• **Dataset records**
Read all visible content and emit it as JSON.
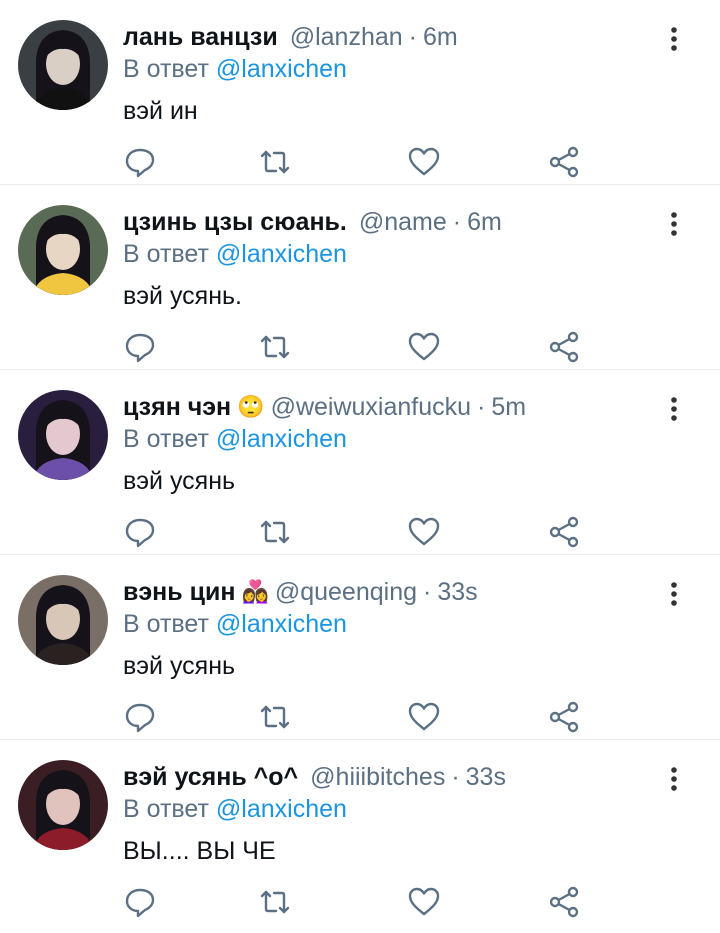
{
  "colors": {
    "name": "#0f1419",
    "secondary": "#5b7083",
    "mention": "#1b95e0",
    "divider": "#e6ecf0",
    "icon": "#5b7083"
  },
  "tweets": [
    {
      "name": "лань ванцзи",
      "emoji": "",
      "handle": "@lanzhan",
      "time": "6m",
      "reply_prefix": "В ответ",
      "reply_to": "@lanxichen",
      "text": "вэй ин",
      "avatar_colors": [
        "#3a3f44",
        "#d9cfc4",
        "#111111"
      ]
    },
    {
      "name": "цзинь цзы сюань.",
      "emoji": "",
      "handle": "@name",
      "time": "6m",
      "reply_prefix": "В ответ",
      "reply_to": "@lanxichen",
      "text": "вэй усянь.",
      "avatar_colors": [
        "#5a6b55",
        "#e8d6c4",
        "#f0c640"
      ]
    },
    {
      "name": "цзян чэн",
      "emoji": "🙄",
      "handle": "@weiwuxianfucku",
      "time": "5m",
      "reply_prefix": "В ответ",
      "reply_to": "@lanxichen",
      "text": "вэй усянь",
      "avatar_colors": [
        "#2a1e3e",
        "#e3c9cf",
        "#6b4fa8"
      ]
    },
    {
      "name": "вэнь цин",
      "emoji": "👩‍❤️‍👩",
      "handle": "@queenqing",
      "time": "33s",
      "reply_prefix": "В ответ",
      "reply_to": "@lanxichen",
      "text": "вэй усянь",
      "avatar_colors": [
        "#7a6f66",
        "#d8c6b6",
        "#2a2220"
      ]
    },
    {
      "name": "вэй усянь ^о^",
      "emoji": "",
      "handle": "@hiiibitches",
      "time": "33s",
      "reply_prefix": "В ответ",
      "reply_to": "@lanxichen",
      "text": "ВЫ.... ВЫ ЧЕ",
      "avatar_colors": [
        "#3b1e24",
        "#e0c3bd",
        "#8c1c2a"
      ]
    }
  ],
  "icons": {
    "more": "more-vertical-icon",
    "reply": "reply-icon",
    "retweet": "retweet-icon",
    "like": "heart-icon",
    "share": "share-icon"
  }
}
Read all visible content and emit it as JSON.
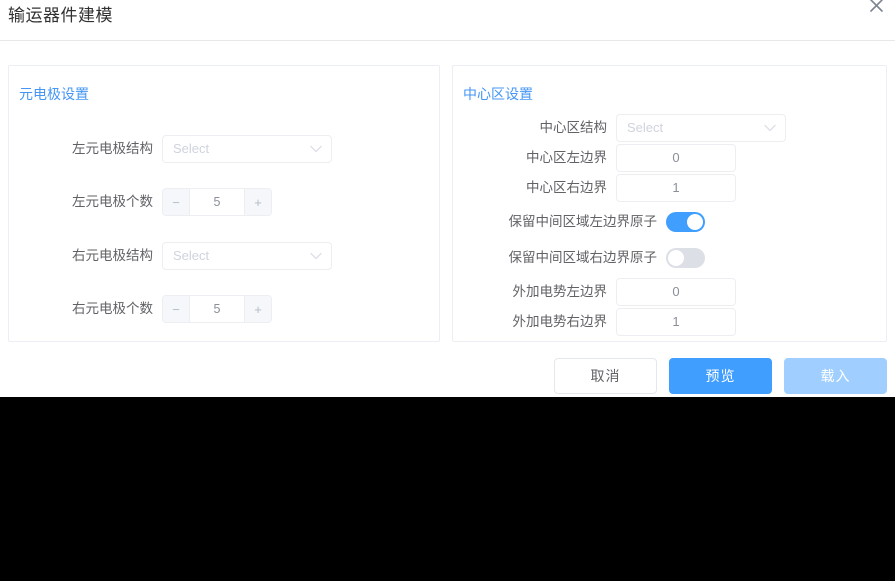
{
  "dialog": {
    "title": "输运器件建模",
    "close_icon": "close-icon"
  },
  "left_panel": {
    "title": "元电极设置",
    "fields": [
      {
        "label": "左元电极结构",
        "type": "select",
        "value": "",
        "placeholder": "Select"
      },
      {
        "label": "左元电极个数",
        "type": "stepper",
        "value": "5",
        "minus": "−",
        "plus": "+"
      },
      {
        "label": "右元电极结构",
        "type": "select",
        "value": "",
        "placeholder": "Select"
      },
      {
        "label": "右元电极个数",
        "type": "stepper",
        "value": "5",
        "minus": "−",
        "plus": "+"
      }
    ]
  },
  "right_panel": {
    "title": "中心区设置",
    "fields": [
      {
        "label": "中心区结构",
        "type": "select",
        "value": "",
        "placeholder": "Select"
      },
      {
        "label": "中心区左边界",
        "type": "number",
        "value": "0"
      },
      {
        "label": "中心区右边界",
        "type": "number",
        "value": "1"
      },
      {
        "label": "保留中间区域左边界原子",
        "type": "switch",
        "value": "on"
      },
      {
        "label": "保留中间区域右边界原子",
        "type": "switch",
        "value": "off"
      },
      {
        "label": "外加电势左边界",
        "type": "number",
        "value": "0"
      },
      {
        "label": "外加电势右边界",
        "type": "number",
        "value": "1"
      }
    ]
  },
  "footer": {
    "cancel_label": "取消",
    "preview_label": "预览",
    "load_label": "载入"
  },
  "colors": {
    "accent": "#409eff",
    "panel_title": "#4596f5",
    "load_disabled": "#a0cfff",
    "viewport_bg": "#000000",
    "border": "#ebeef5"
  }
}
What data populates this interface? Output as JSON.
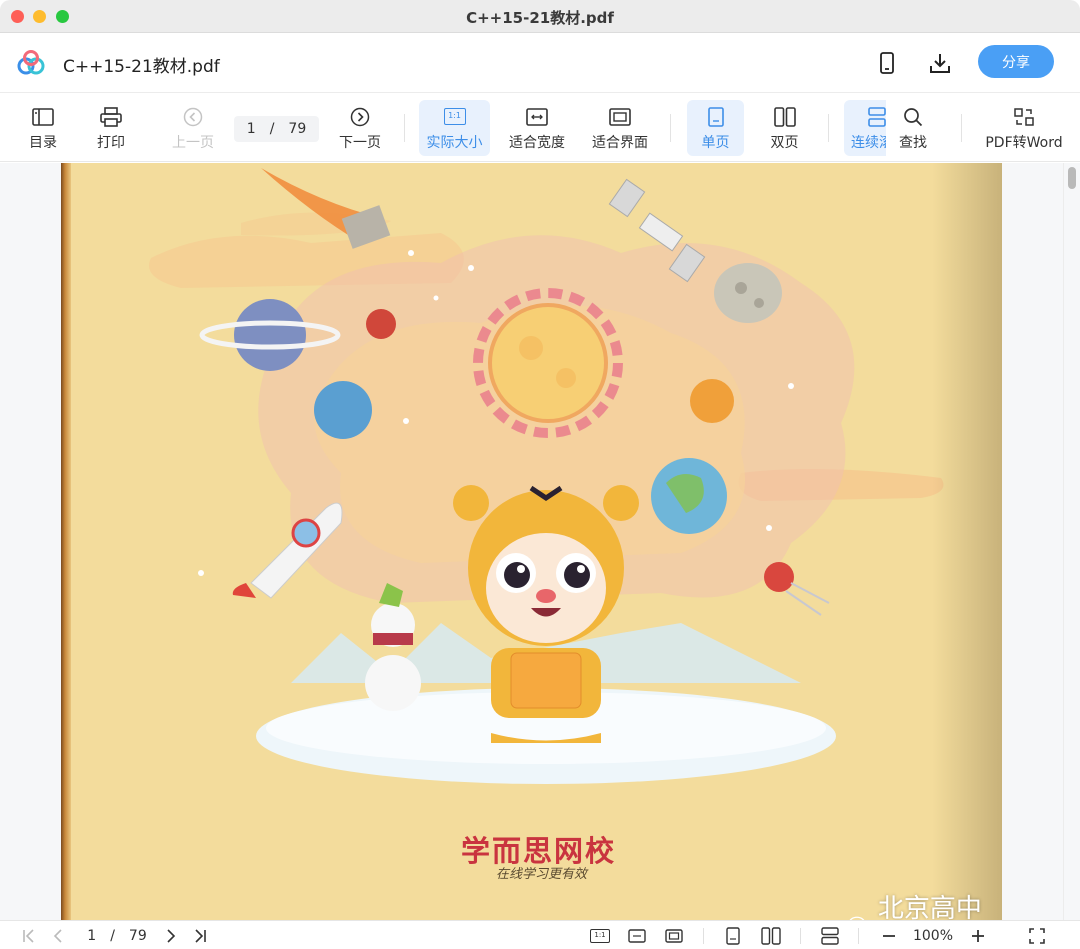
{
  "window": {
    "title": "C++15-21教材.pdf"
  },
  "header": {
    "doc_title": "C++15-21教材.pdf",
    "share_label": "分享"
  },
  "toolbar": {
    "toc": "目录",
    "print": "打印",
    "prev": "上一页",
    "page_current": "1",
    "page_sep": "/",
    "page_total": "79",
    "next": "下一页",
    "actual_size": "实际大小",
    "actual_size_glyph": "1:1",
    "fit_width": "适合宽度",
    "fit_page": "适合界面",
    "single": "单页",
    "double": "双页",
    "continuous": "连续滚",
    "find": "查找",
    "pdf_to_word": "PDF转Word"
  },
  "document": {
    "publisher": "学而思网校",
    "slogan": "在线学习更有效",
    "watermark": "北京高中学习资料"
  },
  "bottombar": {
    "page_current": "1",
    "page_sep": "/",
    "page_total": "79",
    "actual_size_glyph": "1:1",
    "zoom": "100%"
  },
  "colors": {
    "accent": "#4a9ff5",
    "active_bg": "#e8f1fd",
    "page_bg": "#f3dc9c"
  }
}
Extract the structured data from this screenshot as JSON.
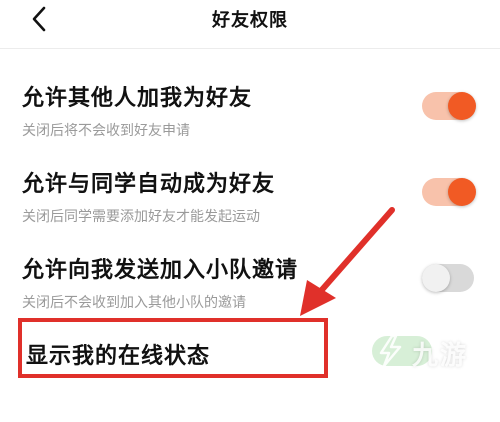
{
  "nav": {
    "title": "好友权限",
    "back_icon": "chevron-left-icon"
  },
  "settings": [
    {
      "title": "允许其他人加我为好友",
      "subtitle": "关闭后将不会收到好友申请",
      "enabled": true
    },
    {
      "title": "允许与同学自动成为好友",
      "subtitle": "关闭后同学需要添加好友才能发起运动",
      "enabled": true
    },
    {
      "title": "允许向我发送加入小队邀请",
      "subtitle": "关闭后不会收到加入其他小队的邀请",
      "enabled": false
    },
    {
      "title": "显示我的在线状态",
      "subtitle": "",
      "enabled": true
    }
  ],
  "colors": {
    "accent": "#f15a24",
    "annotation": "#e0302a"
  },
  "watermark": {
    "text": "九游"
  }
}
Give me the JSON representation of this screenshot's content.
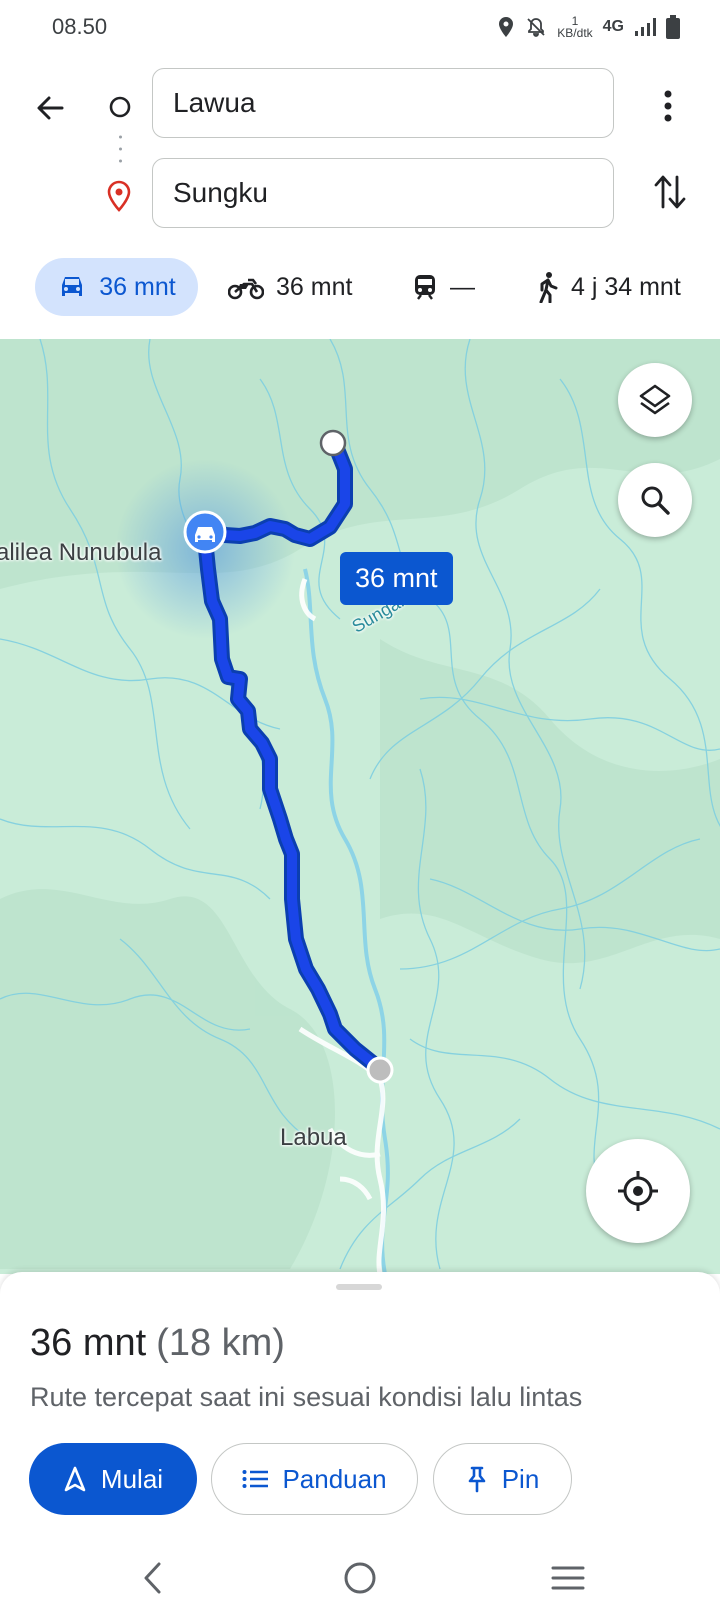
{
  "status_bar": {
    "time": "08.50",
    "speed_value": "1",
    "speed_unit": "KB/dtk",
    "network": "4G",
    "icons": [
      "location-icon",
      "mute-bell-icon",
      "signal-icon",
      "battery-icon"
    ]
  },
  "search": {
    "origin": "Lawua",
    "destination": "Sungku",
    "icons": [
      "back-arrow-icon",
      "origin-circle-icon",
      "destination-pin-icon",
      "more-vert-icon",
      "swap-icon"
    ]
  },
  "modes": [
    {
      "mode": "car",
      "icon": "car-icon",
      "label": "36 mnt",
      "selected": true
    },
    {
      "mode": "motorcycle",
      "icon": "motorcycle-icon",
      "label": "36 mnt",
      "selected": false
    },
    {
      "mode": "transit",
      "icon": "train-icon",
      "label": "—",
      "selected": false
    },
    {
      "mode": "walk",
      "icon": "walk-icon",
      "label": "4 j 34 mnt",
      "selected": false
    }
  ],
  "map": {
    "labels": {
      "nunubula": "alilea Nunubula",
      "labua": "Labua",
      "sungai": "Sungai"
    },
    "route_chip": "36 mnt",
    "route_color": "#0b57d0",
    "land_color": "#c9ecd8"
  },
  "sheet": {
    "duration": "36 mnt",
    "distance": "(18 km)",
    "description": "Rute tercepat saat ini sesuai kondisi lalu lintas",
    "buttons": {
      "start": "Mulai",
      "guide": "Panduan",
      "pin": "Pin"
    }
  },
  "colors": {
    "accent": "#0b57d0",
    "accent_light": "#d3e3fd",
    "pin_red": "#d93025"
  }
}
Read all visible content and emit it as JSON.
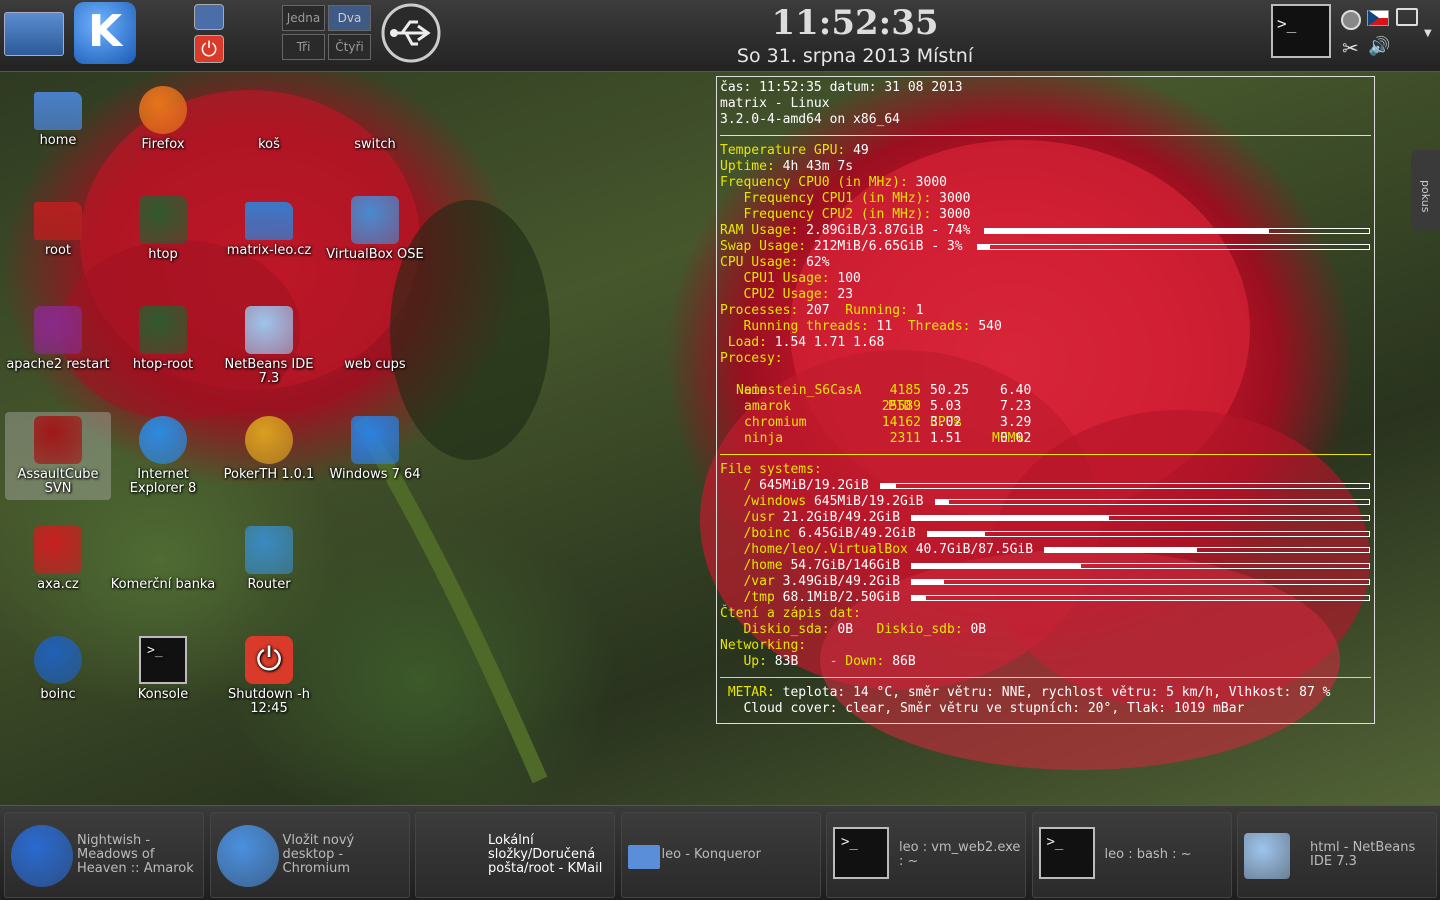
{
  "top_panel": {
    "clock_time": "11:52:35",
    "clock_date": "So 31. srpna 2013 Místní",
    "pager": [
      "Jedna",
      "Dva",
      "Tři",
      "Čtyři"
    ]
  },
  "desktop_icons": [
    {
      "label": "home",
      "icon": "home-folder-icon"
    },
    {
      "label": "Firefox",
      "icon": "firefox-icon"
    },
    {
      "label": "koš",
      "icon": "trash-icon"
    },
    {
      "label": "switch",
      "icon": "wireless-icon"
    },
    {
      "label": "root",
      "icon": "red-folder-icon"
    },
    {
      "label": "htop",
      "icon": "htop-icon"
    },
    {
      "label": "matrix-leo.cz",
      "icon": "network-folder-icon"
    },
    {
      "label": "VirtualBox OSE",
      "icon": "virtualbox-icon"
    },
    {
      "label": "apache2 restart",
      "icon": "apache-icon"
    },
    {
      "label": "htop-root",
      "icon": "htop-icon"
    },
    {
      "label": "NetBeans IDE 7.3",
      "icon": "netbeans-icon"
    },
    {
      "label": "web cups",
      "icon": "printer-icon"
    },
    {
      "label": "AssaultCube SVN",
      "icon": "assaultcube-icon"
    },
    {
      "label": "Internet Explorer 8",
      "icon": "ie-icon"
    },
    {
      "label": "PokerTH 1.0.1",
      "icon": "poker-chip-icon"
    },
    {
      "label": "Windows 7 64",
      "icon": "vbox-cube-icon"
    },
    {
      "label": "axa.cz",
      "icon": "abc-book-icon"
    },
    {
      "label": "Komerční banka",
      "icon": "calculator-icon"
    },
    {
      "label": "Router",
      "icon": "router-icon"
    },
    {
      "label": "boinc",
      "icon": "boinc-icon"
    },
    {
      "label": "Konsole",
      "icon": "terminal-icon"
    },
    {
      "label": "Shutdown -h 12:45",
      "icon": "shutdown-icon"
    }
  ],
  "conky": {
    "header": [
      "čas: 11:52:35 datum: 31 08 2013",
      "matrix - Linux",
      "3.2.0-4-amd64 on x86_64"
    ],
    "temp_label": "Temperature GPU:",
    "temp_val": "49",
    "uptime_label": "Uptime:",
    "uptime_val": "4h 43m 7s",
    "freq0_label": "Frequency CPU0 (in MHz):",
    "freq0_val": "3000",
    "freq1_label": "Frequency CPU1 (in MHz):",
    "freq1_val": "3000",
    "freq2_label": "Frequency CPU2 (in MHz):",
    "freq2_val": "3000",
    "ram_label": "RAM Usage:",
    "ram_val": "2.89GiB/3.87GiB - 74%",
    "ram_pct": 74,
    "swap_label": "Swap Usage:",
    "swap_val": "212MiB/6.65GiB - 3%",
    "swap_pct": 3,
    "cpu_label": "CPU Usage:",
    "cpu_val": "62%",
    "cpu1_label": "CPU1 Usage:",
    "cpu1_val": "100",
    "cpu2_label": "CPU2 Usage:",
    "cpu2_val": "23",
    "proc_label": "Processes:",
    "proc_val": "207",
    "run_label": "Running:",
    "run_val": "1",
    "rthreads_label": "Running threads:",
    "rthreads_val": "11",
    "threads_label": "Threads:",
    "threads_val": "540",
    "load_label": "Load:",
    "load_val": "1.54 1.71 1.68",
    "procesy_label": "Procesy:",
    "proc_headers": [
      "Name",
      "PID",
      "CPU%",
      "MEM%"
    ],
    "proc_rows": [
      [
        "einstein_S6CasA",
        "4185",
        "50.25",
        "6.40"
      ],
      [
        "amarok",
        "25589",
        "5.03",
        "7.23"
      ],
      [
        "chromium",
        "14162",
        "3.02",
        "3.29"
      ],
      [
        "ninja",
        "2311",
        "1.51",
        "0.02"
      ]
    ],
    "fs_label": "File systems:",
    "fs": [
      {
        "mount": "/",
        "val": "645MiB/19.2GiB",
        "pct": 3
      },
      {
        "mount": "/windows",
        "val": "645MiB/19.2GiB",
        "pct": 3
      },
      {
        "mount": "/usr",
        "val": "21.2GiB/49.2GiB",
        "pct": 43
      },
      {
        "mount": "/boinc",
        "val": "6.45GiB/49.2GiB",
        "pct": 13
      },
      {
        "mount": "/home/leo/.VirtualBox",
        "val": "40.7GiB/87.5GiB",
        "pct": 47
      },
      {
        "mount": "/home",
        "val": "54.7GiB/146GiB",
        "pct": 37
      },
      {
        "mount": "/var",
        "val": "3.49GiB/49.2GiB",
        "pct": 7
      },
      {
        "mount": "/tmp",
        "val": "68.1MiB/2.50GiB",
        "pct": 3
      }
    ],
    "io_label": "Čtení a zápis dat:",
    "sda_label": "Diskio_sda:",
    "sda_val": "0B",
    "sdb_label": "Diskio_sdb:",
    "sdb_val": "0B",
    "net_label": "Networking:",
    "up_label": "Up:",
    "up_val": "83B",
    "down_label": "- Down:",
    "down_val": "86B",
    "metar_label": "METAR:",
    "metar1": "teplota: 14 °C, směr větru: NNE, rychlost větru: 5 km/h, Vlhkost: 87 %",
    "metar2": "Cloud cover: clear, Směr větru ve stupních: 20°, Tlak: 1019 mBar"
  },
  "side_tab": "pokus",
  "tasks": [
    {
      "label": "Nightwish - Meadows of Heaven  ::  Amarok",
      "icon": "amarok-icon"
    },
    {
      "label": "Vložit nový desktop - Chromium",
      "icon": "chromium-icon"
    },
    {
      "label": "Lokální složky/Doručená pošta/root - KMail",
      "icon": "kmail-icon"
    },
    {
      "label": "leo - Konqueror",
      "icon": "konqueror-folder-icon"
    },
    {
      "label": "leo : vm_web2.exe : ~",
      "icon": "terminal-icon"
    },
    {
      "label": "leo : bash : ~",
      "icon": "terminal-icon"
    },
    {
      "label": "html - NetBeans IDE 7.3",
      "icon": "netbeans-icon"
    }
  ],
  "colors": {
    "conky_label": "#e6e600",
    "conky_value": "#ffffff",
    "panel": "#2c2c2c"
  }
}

• **Given task**
For each line of the listing that holds the word "destination", show that line.

• **Solution for this task**
    "destination": "Sungku",
      "destination-pin-icon",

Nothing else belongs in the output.